* begin *

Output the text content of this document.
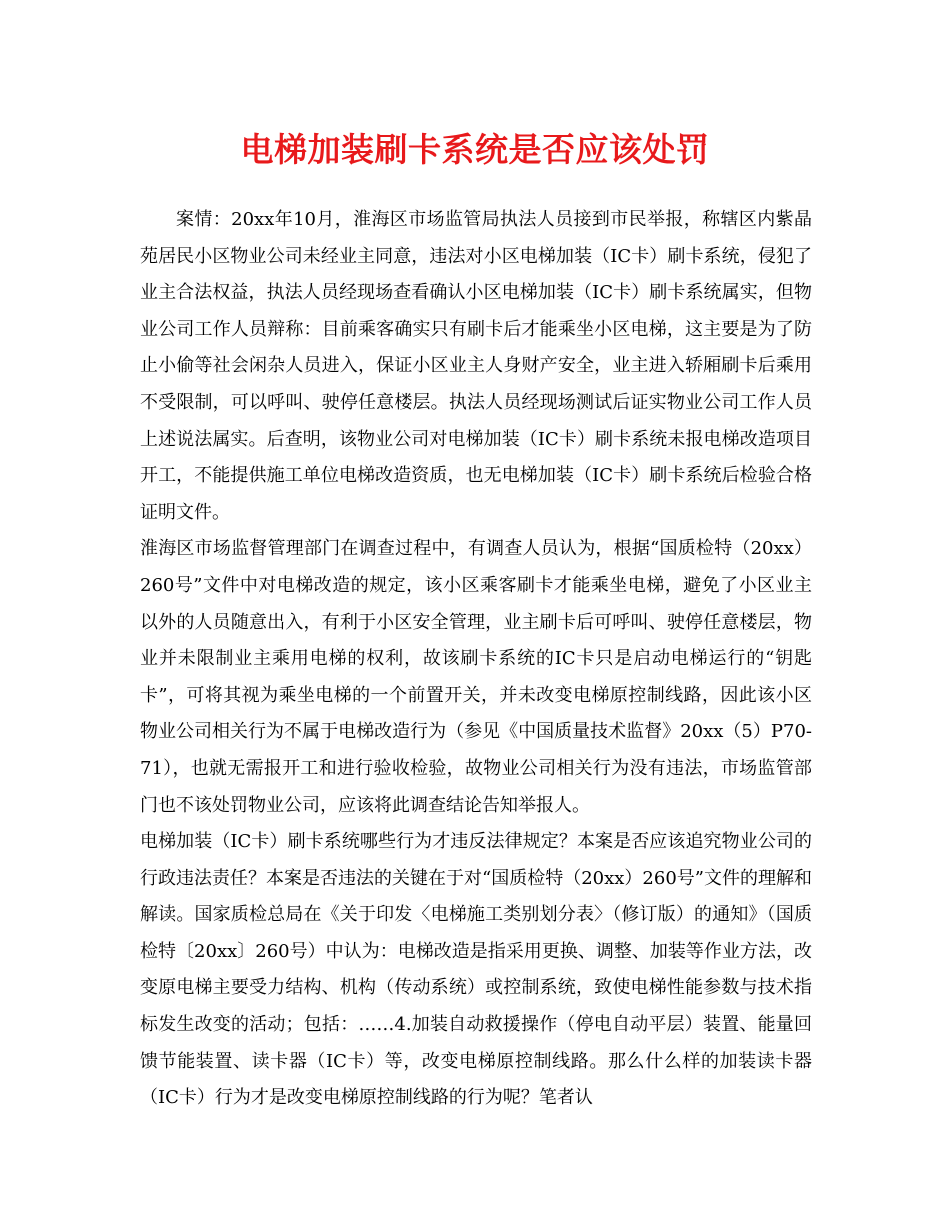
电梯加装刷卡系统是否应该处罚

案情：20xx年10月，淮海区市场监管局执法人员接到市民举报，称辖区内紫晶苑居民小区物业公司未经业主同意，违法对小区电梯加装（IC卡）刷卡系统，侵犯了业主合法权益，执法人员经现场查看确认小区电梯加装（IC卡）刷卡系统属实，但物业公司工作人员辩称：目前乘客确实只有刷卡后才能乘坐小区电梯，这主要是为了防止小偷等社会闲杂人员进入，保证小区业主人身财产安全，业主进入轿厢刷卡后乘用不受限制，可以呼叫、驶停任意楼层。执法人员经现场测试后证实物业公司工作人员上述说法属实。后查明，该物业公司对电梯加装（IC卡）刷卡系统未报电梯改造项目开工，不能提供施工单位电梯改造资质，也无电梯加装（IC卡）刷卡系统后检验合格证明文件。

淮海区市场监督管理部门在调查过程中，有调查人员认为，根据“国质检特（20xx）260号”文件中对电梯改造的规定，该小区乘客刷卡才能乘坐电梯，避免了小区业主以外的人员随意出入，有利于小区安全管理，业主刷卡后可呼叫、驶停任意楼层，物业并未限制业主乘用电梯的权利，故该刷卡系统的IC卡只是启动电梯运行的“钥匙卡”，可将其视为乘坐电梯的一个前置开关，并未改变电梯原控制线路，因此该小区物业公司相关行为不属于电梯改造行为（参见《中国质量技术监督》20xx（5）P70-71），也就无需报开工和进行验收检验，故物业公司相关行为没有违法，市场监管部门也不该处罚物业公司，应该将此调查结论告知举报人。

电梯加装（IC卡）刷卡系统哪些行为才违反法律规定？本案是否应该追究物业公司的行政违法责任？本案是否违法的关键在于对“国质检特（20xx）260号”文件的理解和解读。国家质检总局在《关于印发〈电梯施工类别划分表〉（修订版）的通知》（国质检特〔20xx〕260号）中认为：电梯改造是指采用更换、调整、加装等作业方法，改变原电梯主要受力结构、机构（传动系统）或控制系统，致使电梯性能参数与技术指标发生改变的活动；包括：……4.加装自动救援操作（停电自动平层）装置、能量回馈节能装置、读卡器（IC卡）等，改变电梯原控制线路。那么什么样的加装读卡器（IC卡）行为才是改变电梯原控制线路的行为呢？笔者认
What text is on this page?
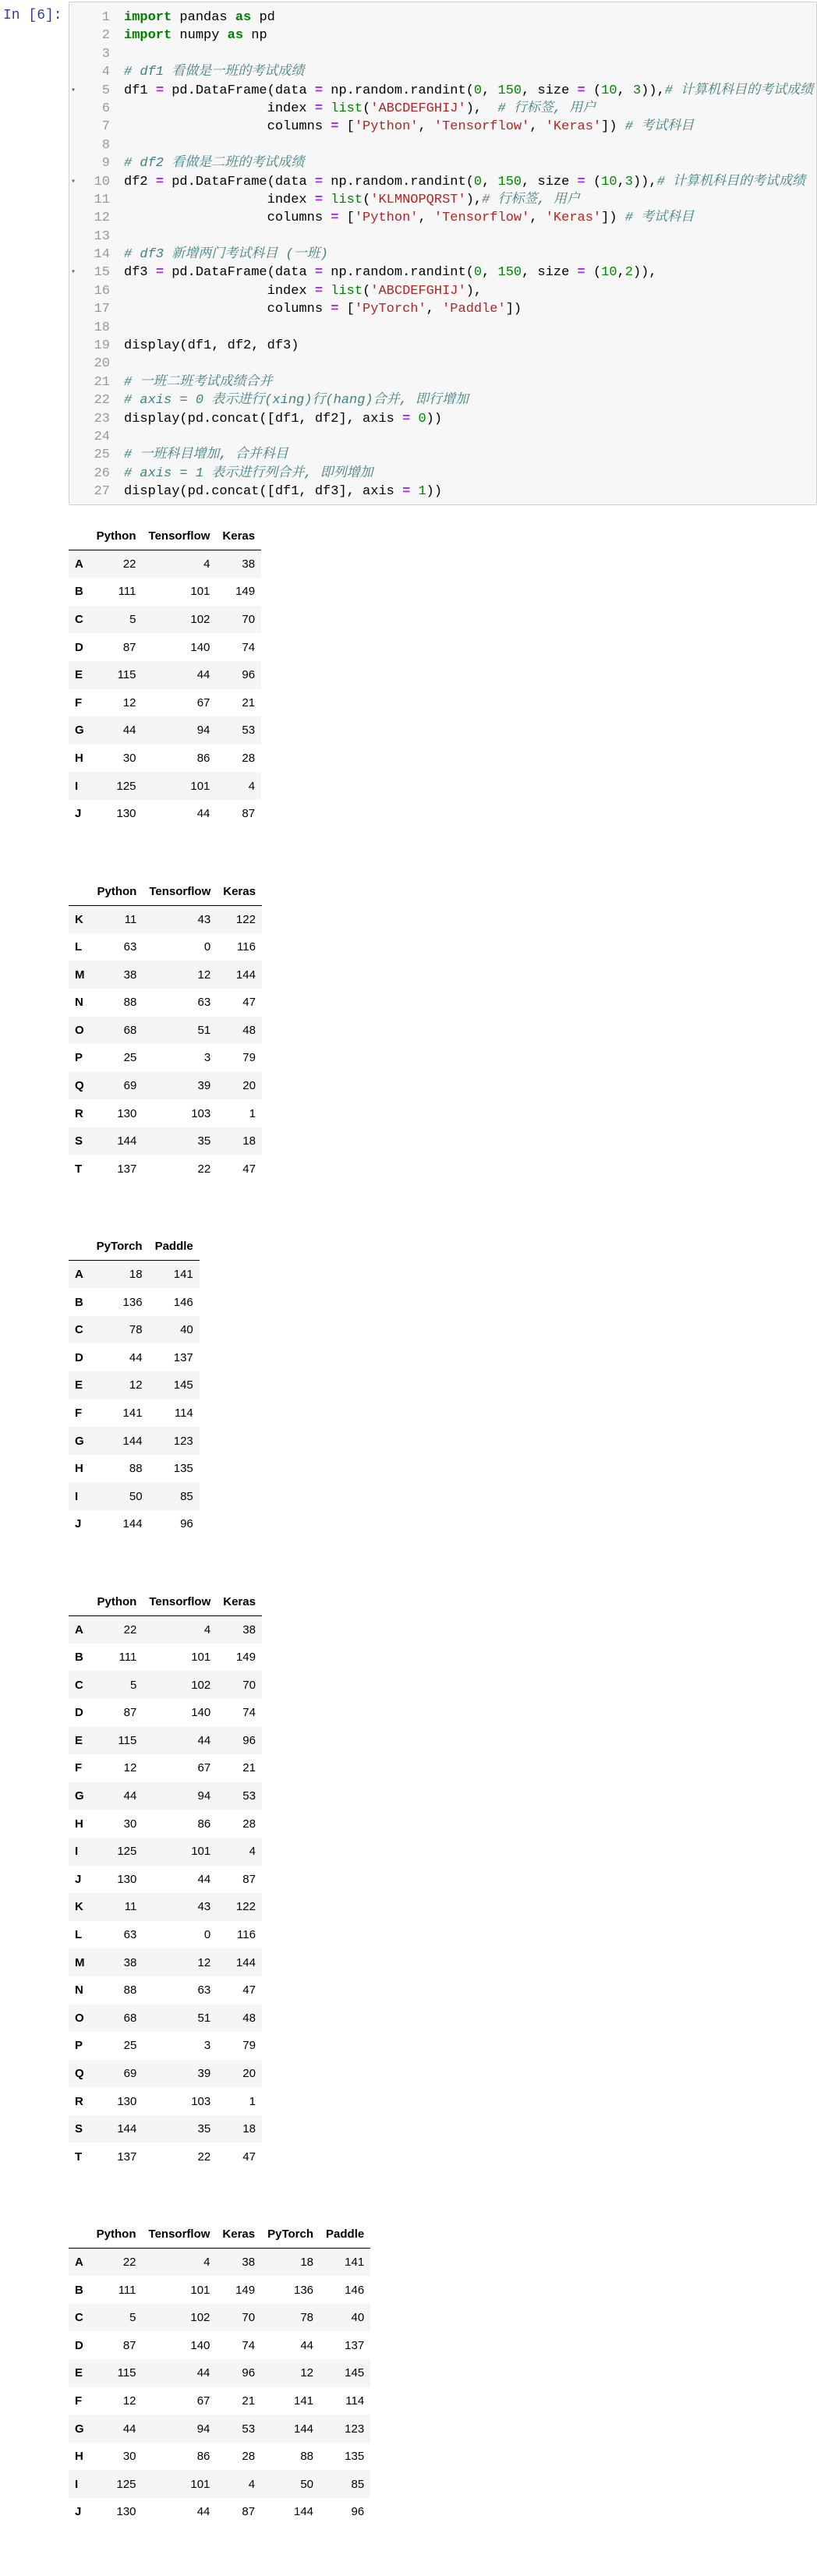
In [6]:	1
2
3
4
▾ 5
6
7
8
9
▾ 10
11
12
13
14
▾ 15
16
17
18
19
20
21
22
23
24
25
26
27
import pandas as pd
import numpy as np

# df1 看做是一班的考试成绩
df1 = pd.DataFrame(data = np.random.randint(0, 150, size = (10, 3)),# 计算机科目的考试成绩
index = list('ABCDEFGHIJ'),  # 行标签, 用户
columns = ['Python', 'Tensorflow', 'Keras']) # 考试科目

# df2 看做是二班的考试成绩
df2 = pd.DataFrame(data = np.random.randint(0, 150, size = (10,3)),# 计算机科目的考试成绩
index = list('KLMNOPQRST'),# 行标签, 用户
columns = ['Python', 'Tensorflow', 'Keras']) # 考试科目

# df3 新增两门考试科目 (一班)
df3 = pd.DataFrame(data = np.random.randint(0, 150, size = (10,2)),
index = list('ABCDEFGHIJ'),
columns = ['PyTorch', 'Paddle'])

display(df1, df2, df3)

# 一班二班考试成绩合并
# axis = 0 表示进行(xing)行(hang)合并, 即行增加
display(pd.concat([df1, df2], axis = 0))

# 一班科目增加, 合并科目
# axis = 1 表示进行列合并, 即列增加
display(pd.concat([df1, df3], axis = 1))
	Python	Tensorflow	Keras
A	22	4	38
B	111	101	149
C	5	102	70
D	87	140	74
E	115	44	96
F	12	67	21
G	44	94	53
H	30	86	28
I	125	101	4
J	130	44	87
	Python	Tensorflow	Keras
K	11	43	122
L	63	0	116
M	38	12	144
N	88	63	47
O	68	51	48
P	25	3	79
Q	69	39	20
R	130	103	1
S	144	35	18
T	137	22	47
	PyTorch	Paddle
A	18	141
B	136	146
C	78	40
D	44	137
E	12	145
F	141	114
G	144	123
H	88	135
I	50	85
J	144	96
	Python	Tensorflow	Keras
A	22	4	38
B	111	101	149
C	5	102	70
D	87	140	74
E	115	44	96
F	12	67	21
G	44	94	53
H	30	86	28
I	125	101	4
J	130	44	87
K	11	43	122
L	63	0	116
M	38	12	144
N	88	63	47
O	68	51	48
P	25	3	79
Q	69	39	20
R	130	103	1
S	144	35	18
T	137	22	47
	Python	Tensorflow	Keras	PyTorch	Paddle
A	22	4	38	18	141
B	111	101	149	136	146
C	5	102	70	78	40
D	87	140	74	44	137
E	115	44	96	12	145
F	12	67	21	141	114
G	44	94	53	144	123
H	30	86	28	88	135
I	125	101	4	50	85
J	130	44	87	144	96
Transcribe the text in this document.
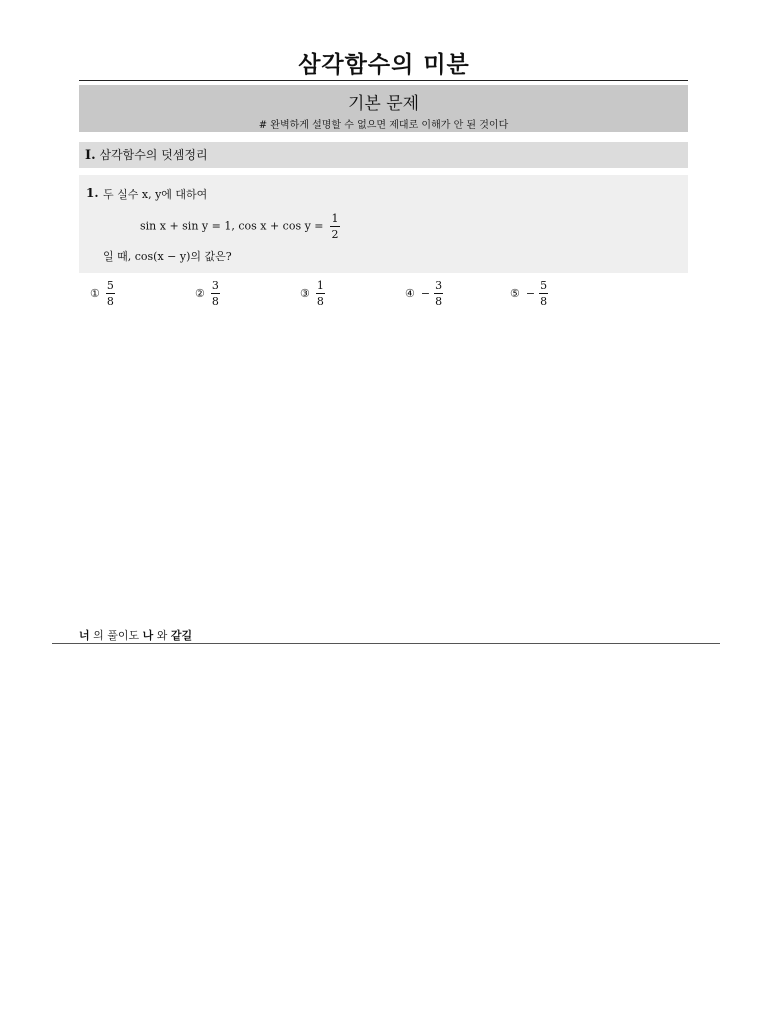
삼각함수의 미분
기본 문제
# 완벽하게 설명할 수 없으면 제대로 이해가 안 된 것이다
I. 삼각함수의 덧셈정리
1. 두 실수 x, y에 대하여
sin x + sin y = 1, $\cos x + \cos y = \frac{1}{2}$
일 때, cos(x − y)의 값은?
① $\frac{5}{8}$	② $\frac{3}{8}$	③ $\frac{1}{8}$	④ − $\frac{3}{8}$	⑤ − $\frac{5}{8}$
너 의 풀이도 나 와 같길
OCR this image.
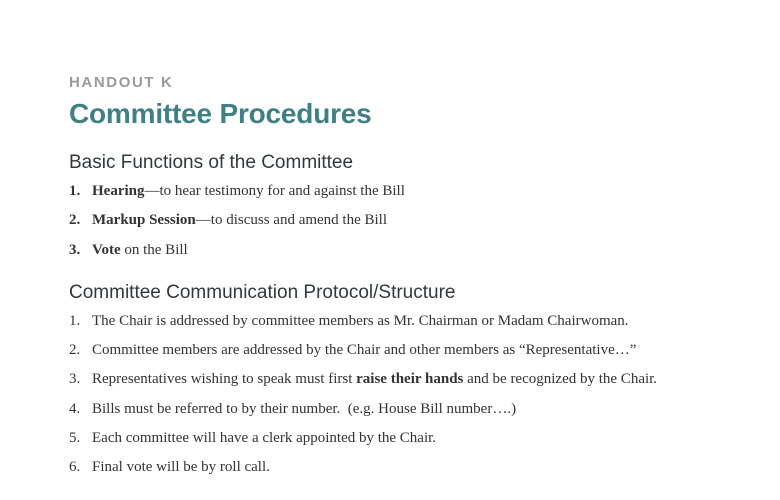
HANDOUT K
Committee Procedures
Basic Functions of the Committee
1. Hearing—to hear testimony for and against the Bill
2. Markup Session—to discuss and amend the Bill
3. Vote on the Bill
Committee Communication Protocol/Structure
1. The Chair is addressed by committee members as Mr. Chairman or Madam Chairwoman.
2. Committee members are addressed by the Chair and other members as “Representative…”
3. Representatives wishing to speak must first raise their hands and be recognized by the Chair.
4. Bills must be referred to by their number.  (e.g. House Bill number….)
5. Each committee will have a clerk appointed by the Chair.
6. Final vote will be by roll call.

* end *

Transcribe every line from the records above without alteration, and leave out the images.

Output the text content of this document.
电梯加装刷卡系统是否应该处罚

案情：20xx年10月，淮海区市场监管局执法人员接到市民举报，称辖区内紫晶苑居民小区物业公司未经业主同意，违法对小区电梯加装（IC卡）刷卡系统，侵犯了业主合法权益，执法人员经现场查看确认小区电梯加装（IC卡）刷卡系统属实，但物业公司工作人员辩称：目前乘客确实只有刷卡后才能乘坐小区电梯，这主要是为了防止小偷等社会闲杂人员进入，保证小区业主人身财产安全，业主进入轿厢刷卡后乘用不受限制，可以呼叫、驶停任意楼层。执法人员经现场测试后证实物业公司工作人员上述说法属实。后查明，该物业公司对电梯加装（IC卡）刷卡系统未报电梯改造项目开工，不能提供施工单位电梯改造资质，也无电梯加装（IC卡）刷卡系统后检验合格证明文件。

淮海区市场监督管理部门在调查过程中，有调查人员认为，根据“国质检特（20xx）260号”文件中对电梯改造的规定，该小区乘客刷卡才能乘坐电梯，避免了小区业主以外的人员随意出入，有利于小区安全管理，业主刷卡后可呼叫、驶停任意楼层，物业并未限制业主乘用电梯的权利，故该刷卡系统的IC卡只是启动电梯运行的“钥匙卡”，可将其视为乘坐电梯的一个前置开关，并未改变电梯原控制线路，因此该小区物业公司相关行为不属于电梯改造行为（参见《中国质量技术监督》20xx（5）P70-71），也就无需报开工和进行验收检验，故物业公司相关行为没有违法，市场监管部门也不该处罚物业公司，应该将此调查结论告知举报人。

电梯加装（IC卡）刷卡系统哪些行为才违反法律规定？本案是否应该追究物业公司的行政违法责任？本案是否违法的关键在于对“国质检特（20xx）260号”文件的理解和解读。国家质检总局在《关于印发〈电梯施工类别划分表〉（修订版）的通知》（国质检特〔20xx〕260号）中认为：电梯改造是指采用更换、调整、加装等作业方法，改变原电梯主要受力结构、机构（传动系统）或控制系统，致使电梯性能参数与技术指标发生改变的活动；包括：……4.加装自动救援操作（停电自动平层）装置、能量回馈节能装置、读卡器（IC卡）等，改变电梯原控制线路。那么什么样的加装读卡器（IC卡）行为才是改变电梯原控制线路的行为呢？笔者认
What text is on this page?
In [6]:	1
2
3
4
▾ 5
6
7
8
9
▾ 10
11
12
13
14
▾ 15
16
17
18
19
20
21
22
23
24
25
26
27
import pandas as pd
import numpy as np

# df1 看做是一班的考试成绩
df1 = pd.DataFrame(data = np.random.randint(0, 150, size = (10, 3)),# 计算机科目的考试成绩
index = list('ABCDEFGHIJ'),  # 行标签, 用户
columns = ['Python', 'Tensorflow', 'Keras']) # 考试科目

# df2 看做是二班的考试成绩
df2 = pd.DataFrame(data = np.random.randint(0, 150, size = (10,3)),# 计算机科目的考试成绩
index = list('KLMNOPQRST'),# 行标签, 用户
columns = ['Python', 'Tensorflow', 'Keras']) # 考试科目

# df3 新增两门考试科目 (一班)
df3 = pd.DataFrame(data = np.random.randint(0, 150, size = (10,2)),
index = list('ABCDEFGHIJ'),
columns = ['PyTorch', 'Paddle'])

display(df1, df2, df3)

# 一班二班考试成绩合并
# axis = 0 表示进行(xing)行(hang)合并, 即行增加
display(pd.concat([df1, df2], axis = 0))

# 一班科目增加, 合并科目
# axis = 1 表示进行列合并, 即列增加
display(pd.concat([df1, df3], axis = 1))
	Python	Tensorflow	Keras
A	22	4	38
B	111	101	149
C	5	102	70
D	87	140	74
E	115	44	96
F	12	67	21
G	44	94	53
H	30	86	28
I	125	101	4
J	130	44	87
	Python	Tensorflow	Keras
K	11	43	122
L	63	0	116
M	38	12	144
N	88	63	47
O	68	51	48
P	25	3	79
Q	69	39	20
R	130	103	1
S	144	35	18
T	137	22	47
	PyTorch	Paddle
A	18	141
B	136	146
C	78	40
D	44	137
E	12	145
F	141	114
G	144	123
H	88	135
I	50	85
J	144	96
	Python	Tensorflow	Keras
A	22	4	38
B	111	101	149
C	5	102	70
D	87	140	74
E	115	44	96
F	12	67	21
G	44	94	53
H	30	86	28
I	125	101	4
J	130	44	87
K	11	43	122
L	63	0	116
M	38	12	144
N	88	63	47
O	68	51	48
P	25	3	79
Q	69	39	20
R	130	103	1
S	144	35	18
T	137	22	47
	Python	Tensorflow	Keras	PyTorch	Paddle
A	22	4	38	18	141
B	111	101	149	136	146
C	5	102	70	78	40
D	87	140	74	44	137
E	115	44	96	12	145
F	12	67	21	141	114
G	44	94	53	144	123
H	30	86	28	88	135
I	125	101	4	50	85
J	130	44	87	144	96
Transcribe the text in this document.
삼각함수의 미분
기본 문제
# 완벽하게 설명할 수 없으면 제대로 이해가 안 된 것이다
I. 삼각함수의 덧셈정리
1. 두 실수 x, y에 대하여
sin x + sin y = 1, $\cos x + \cos y = \frac{1}{2}$
일 때, cos(x − y)의 값은?
① $\frac{5}{8}$	② $\frac{3}{8}$	③ $\frac{1}{8}$	④ − $\frac{3}{8}$	⑤ − $\frac{5}{8}$
너 의 풀이도 나 와 같길
OCR this image.
HANDOUT K
Committee Procedures
Basic Functions of the Committee
1. Hearing—to hear testimony for and against the Bill
2. Markup Session—to discuss and amend the Bill
3. Vote on the Bill
Committee Communication Protocol/Structure
1. The Chair is addressed by committee members as Mr. Chairman or Madam Chairwoman.
2. Committee members are addressed by the Chair and other members as “Representative…”
3. Representatives wishing to speak must first raise their hands and be recognized by the Chair.
4. Bills must be referred to by their number.  (e.g. House Bill number….)
5. Each committee will have a clerk appointed by the Chair.
6. Final vote will be by roll call.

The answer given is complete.